┌─ SOURCE MATERIAL

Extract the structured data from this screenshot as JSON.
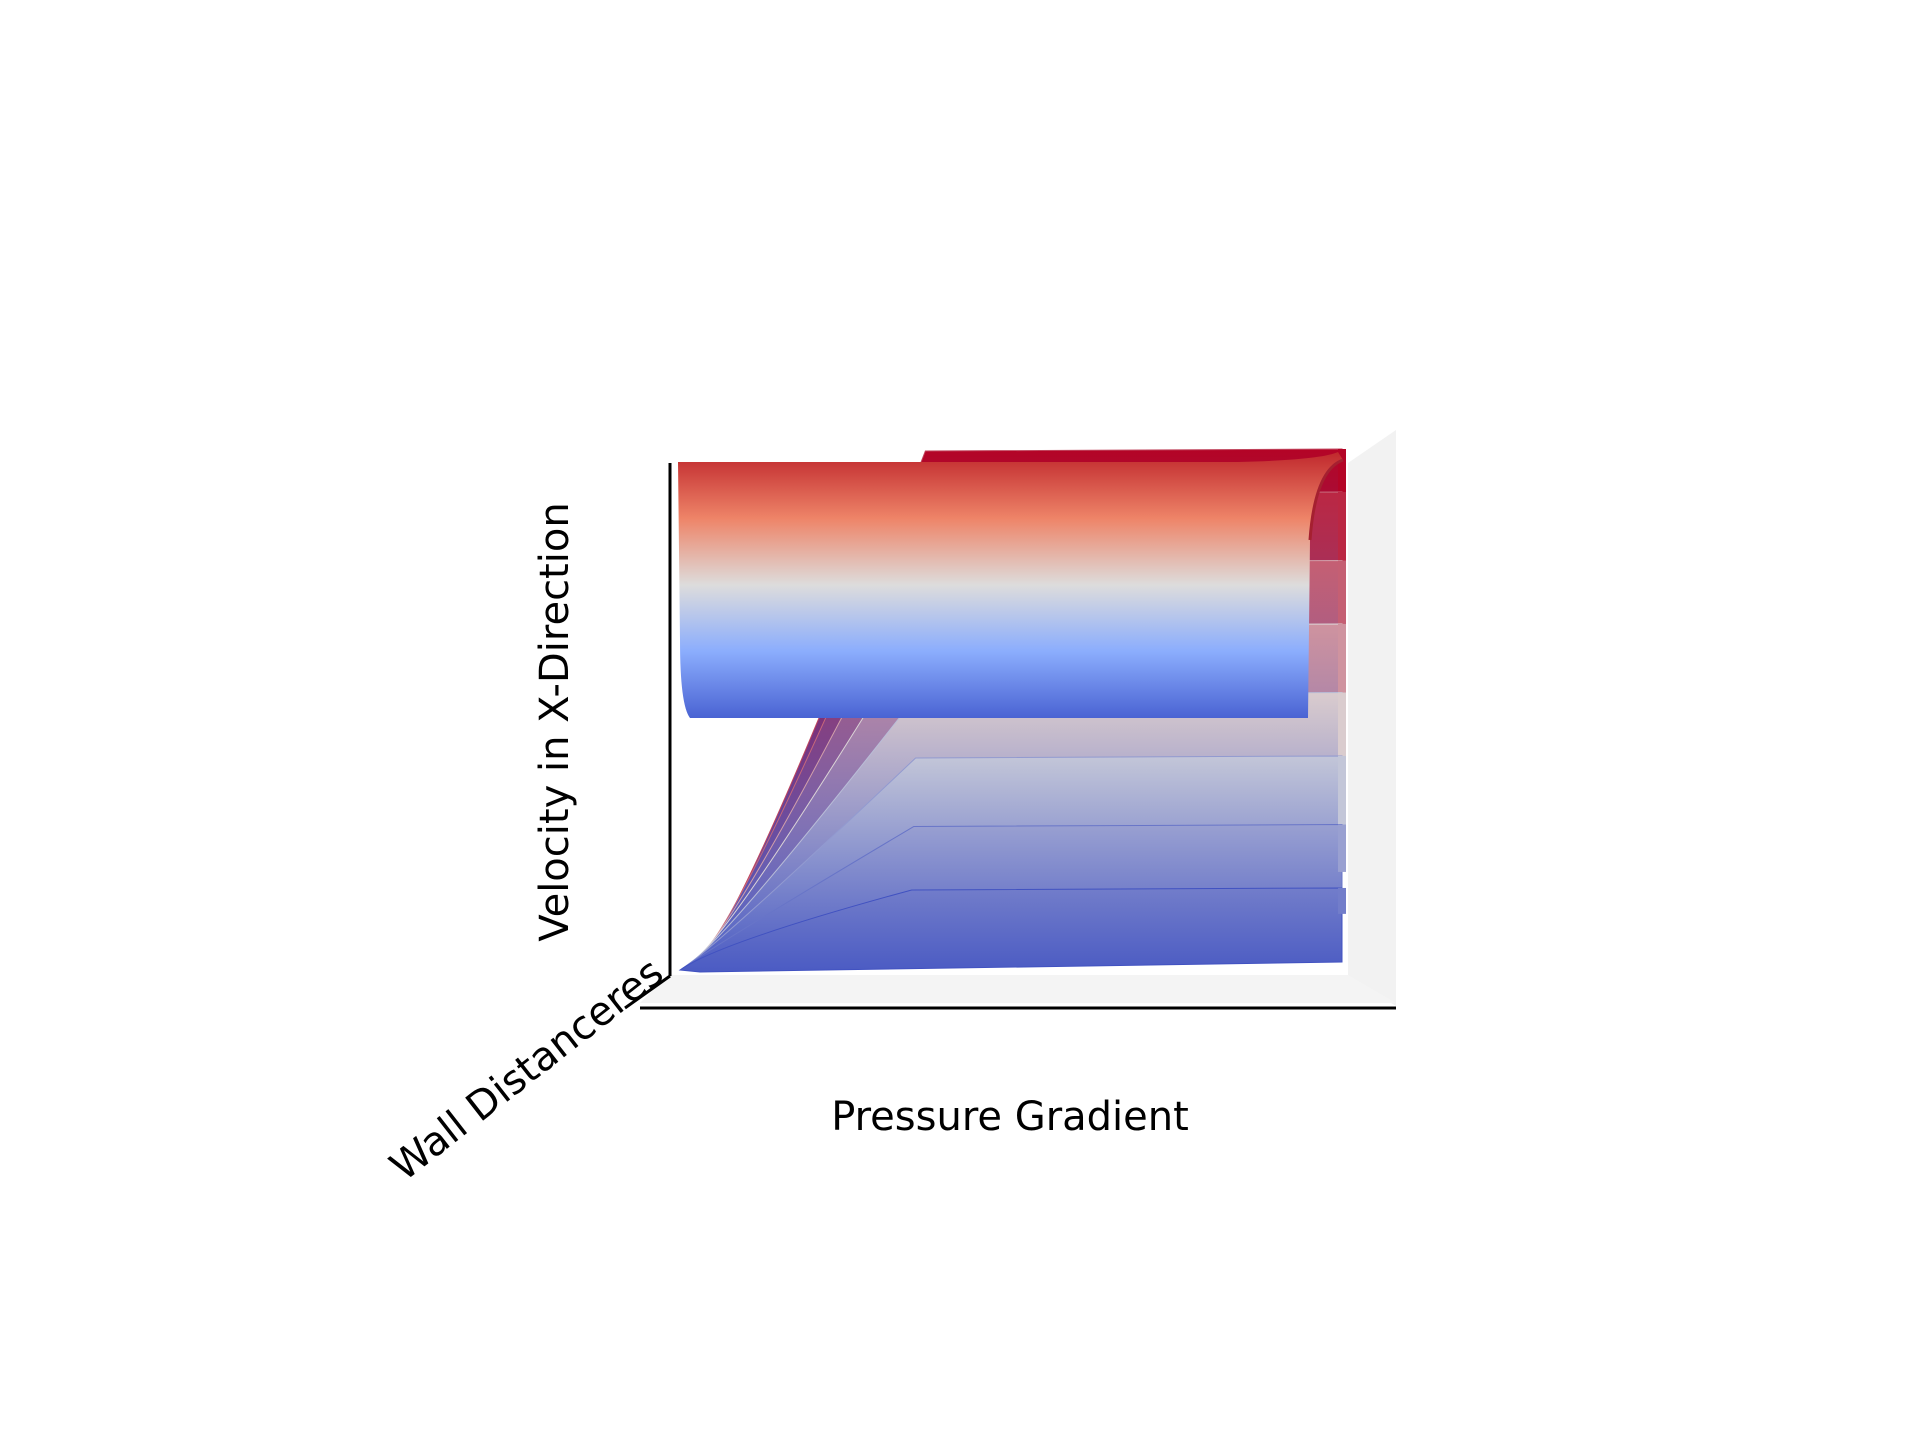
{
  "chart_data": {
    "type": "surface",
    "title": "",
    "xlabel": "Pressure Gradient",
    "ylabel": "Wall Distanceres",
    "zlabel": "Velocity in X-Direction",
    "colormap": "coolwarm",
    "colormap_low": "#3b4cc0",
    "colormap_mid": "#dddddd",
    "colormap_high": "#b40426",
    "tick_labels_shown": false,
    "grid": false,
    "profiles": [
      {
        "velocity_fraction": 0.17
      },
      {
        "velocity_fraction": 0.29
      },
      {
        "velocity_fraction": 0.42
      },
      {
        "velocity_fraction": 0.54
      },
      {
        "velocity_fraction": 0.67
      },
      {
        "velocity_fraction": 0.79
      },
      {
        "velocity_fraction": 0.92
      },
      {
        "velocity_fraction": 1.0
      }
    ]
  }
}
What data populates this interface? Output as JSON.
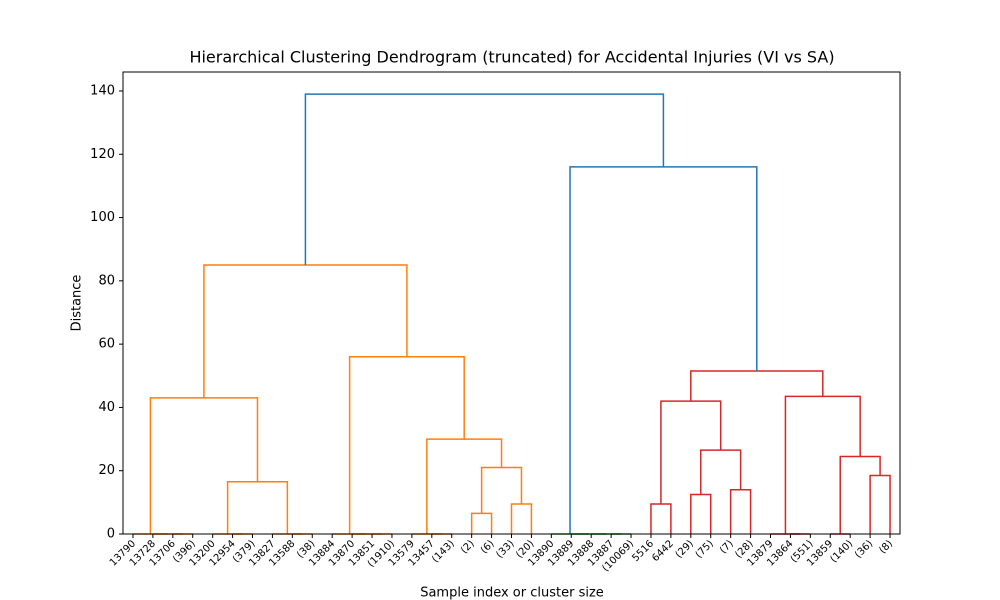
{
  "chart_data": {
    "type": "dendrogram",
    "title": "Hierarchical Clustering Dendrogram (truncated) for Accidental Injuries (VI vs SA)",
    "xlabel": "Sample index or cluster size",
    "ylabel": "Distance",
    "xlim": [
      0,
      390
    ],
    "ylim": [
      0,
      146
    ],
    "yticks": [
      0,
      20,
      40,
      60,
      80,
      100,
      120,
      140
    ],
    "xticks": [
      {
        "value": 5,
        "label": "13790"
      },
      {
        "value": 15,
        "label": "13728"
      },
      {
        "value": 25,
        "label": "13706"
      },
      {
        "value": 35,
        "label": "(396)"
      },
      {
        "value": 45,
        "label": "13200"
      },
      {
        "value": 55,
        "label": "12954"
      },
      {
        "value": 65,
        "label": "(379)"
      },
      {
        "value": 75,
        "label": "13827"
      },
      {
        "value": 85,
        "label": "13588"
      },
      {
        "value": 95,
        "label": "(38)"
      },
      {
        "value": 105,
        "label": "13884"
      },
      {
        "value": 115,
        "label": "13870"
      },
      {
        "value": 125,
        "label": "13851"
      },
      {
        "value": 135,
        "label": "(1910)"
      },
      {
        "value": 145,
        "label": "13579"
      },
      {
        "value": 155,
        "label": "13457"
      },
      {
        "value": 165,
        "label": "(143)"
      },
      {
        "value": 175,
        "label": "(2)"
      },
      {
        "value": 185,
        "label": "(6)"
      },
      {
        "value": 195,
        "label": "(33)"
      },
      {
        "value": 205,
        "label": "(20)"
      },
      {
        "value": 215,
        "label": "13890"
      },
      {
        "value": 225,
        "label": "13889"
      },
      {
        "value": 235,
        "label": "13888"
      },
      {
        "value": 245,
        "label": "13887"
      },
      {
        "value": 255,
        "label": "(10069)"
      },
      {
        "value": 265,
        "label": "5516"
      },
      {
        "value": 275,
        "label": "6442"
      },
      {
        "value": 285,
        "label": "(29)"
      },
      {
        "value": 295,
        "label": "(75)"
      },
      {
        "value": 305,
        "label": "(7)"
      },
      {
        "value": 315,
        "label": "(28)"
      },
      {
        "value": 325,
        "label": "13879"
      },
      {
        "value": 335,
        "label": "13864"
      },
      {
        "value": 345,
        "label": "(551)"
      },
      {
        "value": 355,
        "label": "13859"
      },
      {
        "value": 365,
        "label": "(140)"
      },
      {
        "value": 375,
        "label": "(36)"
      },
      {
        "value": 385,
        "label": "(8)"
      }
    ],
    "links": [
      {
        "x": [
          25,
          25,
          35,
          35
        ],
        "y": [
          0,
          0,
          0,
          0
        ],
        "color": "#ff7f0e"
      },
      {
        "x": [
          15,
          15,
          30,
          30
        ],
        "y": [
          0,
          0,
          0,
          0
        ],
        "color": "#ff7f0e"
      },
      {
        "x": [
          5,
          5,
          22.5,
          22.5
        ],
        "y": [
          0,
          0,
          0,
          0
        ],
        "color": "#ff7f0e"
      },
      {
        "x": [
          55,
          55,
          65,
          65
        ],
        "y": [
          0,
          0,
          0,
          0
        ],
        "color": "#ff7f0e"
      },
      {
        "x": [
          45,
          45,
          60,
          60
        ],
        "y": [
          0,
          0,
          0,
          0
        ],
        "color": "#ff7f0e"
      },
      {
        "x": [
          85,
          85,
          95,
          95
        ],
        "y": [
          0,
          0,
          0,
          0
        ],
        "color": "#ff7f0e"
      },
      {
        "x": [
          75,
          75,
          90,
          90
        ],
        "y": [
          0,
          0,
          0,
          0
        ],
        "color": "#ff7f0e"
      },
      {
        "x": [
          52.5,
          52.5,
          82.5,
          82.5
        ],
        "y": [
          0,
          16.5,
          16.5,
          0
        ],
        "color": "#ff7f0e"
      },
      {
        "x": [
          13.75,
          13.75,
          67.5,
          67.5
        ],
        "y": [
          0,
          43,
          43,
          16.5
        ],
        "color": "#ff7f0e"
      },
      {
        "x": [
          125,
          125,
          135,
          135
        ],
        "y": [
          0,
          0,
          0,
          0
        ],
        "color": "#ff7f0e"
      },
      {
        "x": [
          115,
          115,
          130,
          130
        ],
        "y": [
          0,
          0,
          0,
          0
        ],
        "color": "#ff7f0e"
      },
      {
        "x": [
          105,
          105,
          122.5,
          122.5
        ],
        "y": [
          0,
          0,
          0,
          0
        ],
        "color": "#ff7f0e"
      },
      {
        "x": [
          155,
          155,
          165,
          165
        ],
        "y": [
          0,
          0,
          0,
          0
        ],
        "color": "#ff7f0e"
      },
      {
        "x": [
          145,
          145,
          160,
          160
        ],
        "y": [
          0,
          0,
          0,
          0
        ],
        "color": "#ff7f0e"
      },
      {
        "x": [
          175,
          175,
          185,
          185
        ],
        "y": [
          0,
          6.5,
          6.5,
          0
        ],
        "color": "#ff7f0e"
      },
      {
        "x": [
          195,
          195,
          205,
          205
        ],
        "y": [
          0,
          9.5,
          9.5,
          0
        ],
        "color": "#ff7f0e"
      },
      {
        "x": [
          180,
          180,
          200,
          200
        ],
        "y": [
          6.5,
          21,
          21,
          9.5
        ],
        "color": "#ff7f0e"
      },
      {
        "x": [
          152.5,
          152.5,
          190,
          190
        ],
        "y": [
          0,
          30,
          30,
          21
        ],
        "color": "#ff7f0e"
      },
      {
        "x": [
          113.75,
          113.75,
          171.25,
          171.25
        ],
        "y": [
          0,
          56,
          56,
          30
        ],
        "color": "#ff7f0e"
      },
      {
        "x": [
          40.625,
          40.625,
          142.5,
          142.5
        ],
        "y": [
          43,
          85,
          85,
          56
        ],
        "color": "#ff7f0e"
      },
      {
        "x": [
          245,
          245,
          255,
          255
        ],
        "y": [
          0,
          0,
          0,
          0
        ],
        "color": "#2ca02c"
      },
      {
        "x": [
          235,
          235,
          250,
          250
        ],
        "y": [
          0,
          0,
          0,
          0
        ],
        "color": "#2ca02c"
      },
      {
        "x": [
          225,
          225,
          242.5,
          242.5
        ],
        "y": [
          0,
          0,
          0,
          0
        ],
        "color": "#2ca02c"
      },
      {
        "x": [
          215,
          215,
          233.75,
          233.75
        ],
        "y": [
          0,
          0,
          0,
          0
        ],
        "color": "#2ca02c"
      },
      {
        "x": [
          265,
          265,
          275,
          275
        ],
        "y": [
          0,
          9.5,
          9.5,
          0
        ],
        "color": "#d62728"
      },
      {
        "x": [
          285,
          285,
          295,
          295
        ],
        "y": [
          0,
          12.5,
          12.5,
          0
        ],
        "color": "#d62728"
      },
      {
        "x": [
          305,
          305,
          315,
          315
        ],
        "y": [
          0,
          14,
          14,
          0
        ],
        "color": "#d62728"
      },
      {
        "x": [
          290,
          290,
          310,
          310
        ],
        "y": [
          12.5,
          26.5,
          26.5,
          14
        ],
        "color": "#d62728"
      },
      {
        "x": [
          270,
          270,
          300,
          300
        ],
        "y": [
          9.5,
          42,
          42,
          26.5
        ],
        "color": "#d62728"
      },
      {
        "x": [
          335,
          335,
          345,
          345
        ],
        "y": [
          0,
          0,
          0,
          0
        ],
        "color": "#d62728"
      },
      {
        "x": [
          325,
          325,
          340,
          340
        ],
        "y": [
          0,
          0,
          0,
          0
        ],
        "color": "#d62728"
      },
      {
        "x": [
          355,
          355,
          365,
          365
        ],
        "y": [
          0,
          0,
          0,
          0
        ],
        "color": "#d62728"
      },
      {
        "x": [
          375,
          375,
          385,
          385
        ],
        "y": [
          0,
          18.5,
          18.5,
          0
        ],
        "color": "#d62728"
      },
      {
        "x": [
          360,
          360,
          380,
          380
        ],
        "y": [
          0,
          24.5,
          24.5,
          18.5
        ],
        "color": "#d62728"
      },
      {
        "x": [
          332.5,
          332.5,
          370,
          370
        ],
        "y": [
          0,
          43.5,
          43.5,
          24.5
        ],
        "color": "#d62728"
      },
      {
        "x": [
          285,
          285,
          351.25,
          351.25
        ],
        "y": [
          42,
          51.5,
          51.5,
          43.5
        ],
        "color": "#d62728"
      },
      {
        "x": [
          224.375,
          224.375,
          318.125,
          318.125
        ],
        "y": [
          0,
          116,
          116,
          51.5
        ],
        "color": "#1f77b4"
      },
      {
        "x": [
          91.5625,
          91.5625,
          271.25,
          271.25
        ],
        "y": [
          85,
          139,
          139,
          116
        ],
        "color": "#1f77b4"
      }
    ]
  }
}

└─

→ WHAT TO WORK ON
Collect the complete line wherever the string "ylabel" appears in the records.

→ EXPECTED OUTPUT
    "ylabel": "Wall Distanceres",
    "ylabel": "Distance",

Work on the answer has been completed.